>> Begin DATA SUPPLIED

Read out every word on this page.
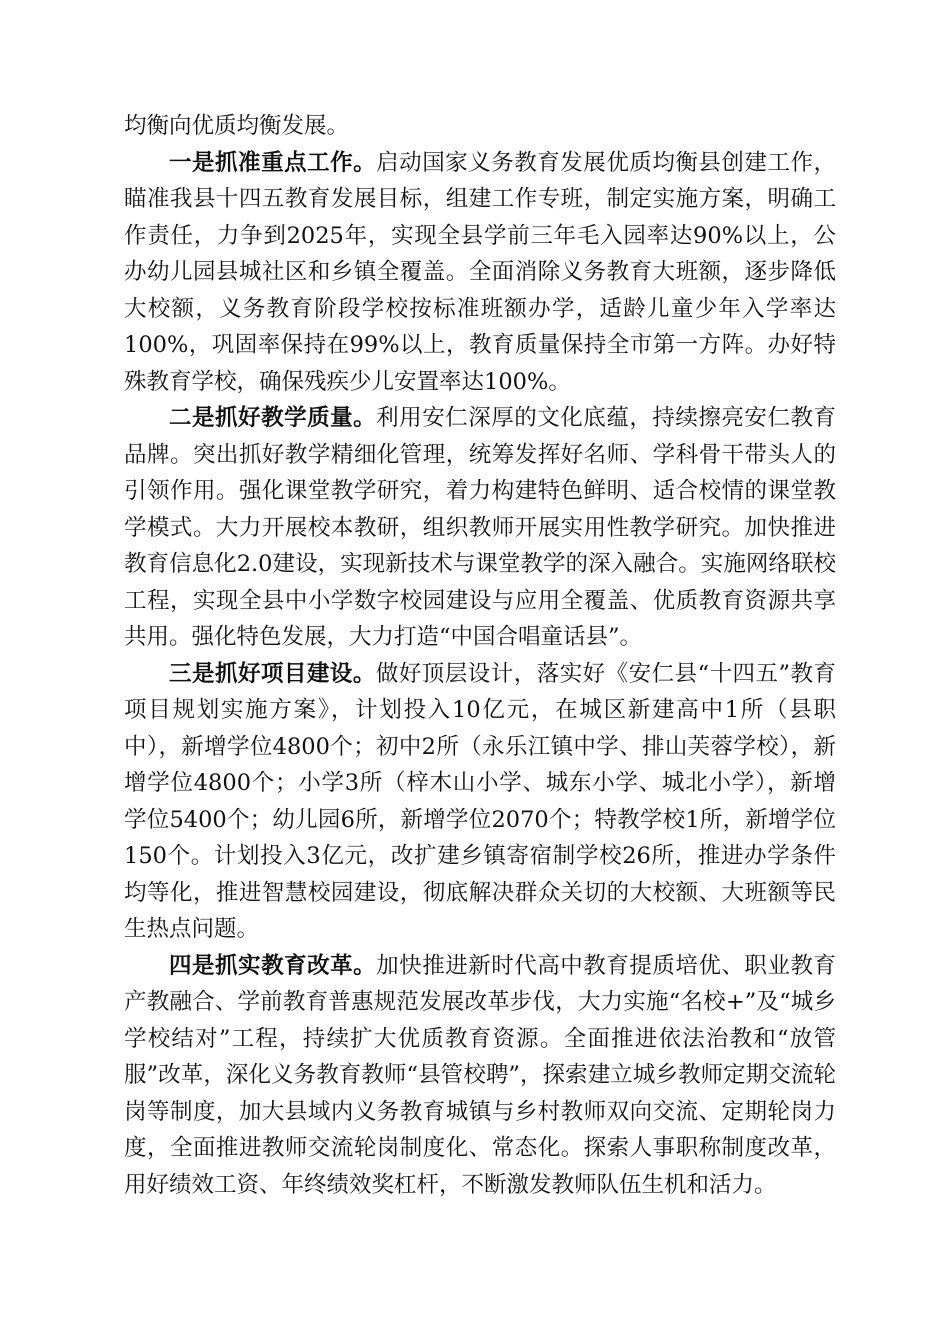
均衡向优质均衡发展。

一是抓准重点工作。启动国家义务教育发展优质均衡县创建工作，瞄准我县十四五教育发展目标，组建工作专班，制定实施方案，明确工作责任，力争到2025年，实现全县学前三年毛入园率达90%以上，公办幼儿园县城社区和乡镇全覆盖。全面消除义务教育大班额，逐步降低大校额，义务教育阶段学校按标准班额办学，适龄儿童少年入学率达100%，巩固率保持在99%以上，教育质量保持全市第一方阵。办好特殊教育学校，确保残疾少儿安置率达100%。

二是抓好教学质量。利用安仁深厚的文化底蕴，持续擦亮安仁教育品牌。突出抓好教学精细化管理，统筹发挥好名师、学科骨干带头人的引领作用。强化课堂教学研究，着力构建特色鲜明、适合校情的课堂教学模式。大力开展校本教研，组织教师开展实用性教学研究。加快推进教育信息化2.0建设，实现新技术与课堂教学的深入融合。实施网络联校工程，实现全县中小学数字校园建设与应用全覆盖、优质教育资源共享共用。强化特色发展，大力打造“中国合唱童话县”。

三是抓好项目建设。做好顶层设计，落实好《安仁县“十四五”教育项目规划实施方案》，计划投入10亿元，在城区新建高中1所（县职中），新增学位4800个；初中2所（永乐江镇中学、排山芙蓉学校），新增学位4800个；小学3所（梓木山小学、城东小学、城北小学），新增学位5400个；幼儿园6所，新增学位2070个；特教学校1所，新增学位150个。计划投入3亿元，改扩建乡镇寄宿制学校26所，推进办学条件均等化，推进智慧校园建设，彻底解决群众关切的大校额、大班额等民生热点问题。

四是抓实教育改革。加快推进新时代高中教育提质培优、职业教育产教融合、学前教育普惠规范发展改革步伐，大力实施“名校+”及“城乡学校结对”工程，持续扩大优质教育资源。全面推进依法治教和“放管服”改革，深化义务教育教师“县管校聘”，探索建立城乡教师定期交流轮岗等制度，加大县域内义务教育城镇与乡村教师双向交流、定期轮岗力度，全面推进教师交流轮岗制度化、常态化。探索人事职称制度改革，用好绩效工资、年终绩效奖杠杆，不断激发教师队伍生机和活力。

>> End DATA SUPPLIED

▶ [AIM]
Leave out all pictures, then copy the remaining material exactly.

▶ [RESULT BELOW]
Read out every word on this page.
均衡向优质均衡发展。

一是抓准重点工作。启动国家义务教育发展优质均衡县创建工作，瞄准我县十四五教育发展目标，组建工作专班，制定实施方案，明确工作责任，力争到2025年，实现全县学前三年毛入园率达90%以上，公办幼儿园县城社区和乡镇全覆盖。全面消除义务教育大班额，逐步降低大校额，义务教育阶段学校按标准班额办学，适龄儿童少年入学率达100%，巩固率保持在99%以上，教育质量保持全市第一方阵。办好特殊教育学校，确保残疾少儿安置率达100%。

二是抓好教学质量。利用安仁深厚的文化底蕴，持续擦亮安仁教育品牌。突出抓好教学精细化管理，统筹发挥好名师、学科骨干带头人的引领作用。强化课堂教学研究，着力构建特色鲜明、适合校情的课堂教学模式。大力开展校本教研，组织教师开展实用性教学研究。加快推进教育信息化2.0建设，实现新技术与课堂教学的深入融合。实施网络联校工程，实现全县中小学数字校园建设与应用全覆盖、优质教育资源共享共用。强化特色发展，大力打造“中国合唱童话县”。

三是抓好项目建设。做好顶层设计，落实好《安仁县“十四五”教育项目规划实施方案》，计划投入10亿元，在城区新建高中1所（县职中），新增学位4800个；初中2所（永乐江镇中学、排山芙蓉学校），新增学位4800个；小学3所（梓木山小学、城东小学、城北小学），新增学位5400个；幼儿园6所，新增学位2070个；特教学校1所，新增学位150个。计划投入3亿元，改扩建乡镇寄宿制学校26所，推进办学条件均等化，推进智慧校园建设，彻底解决群众关切的大校额、大班额等民生热点问题。

四是抓实教育改革。加快推进新时代高中教育提质培优、职业教育产教融合、学前教育普惠规范发展改革步伐，大力实施“名校+”及“城乡学校结对”工程，持续扩大优质教育资源。全面推进依法治教和“放管服”改革，深化义务教育教师“县管校聘”，探索建立城乡教师定期交流轮岗等制度，加大县域内义务教育城镇与乡村教师双向交流、定期轮岗力度，全面推进教师交流轮岗制度化、常态化。探索人事职称制度改革，用好绩效工资、年终绩效奖杠杆，不断激发教师队伍生机和活力。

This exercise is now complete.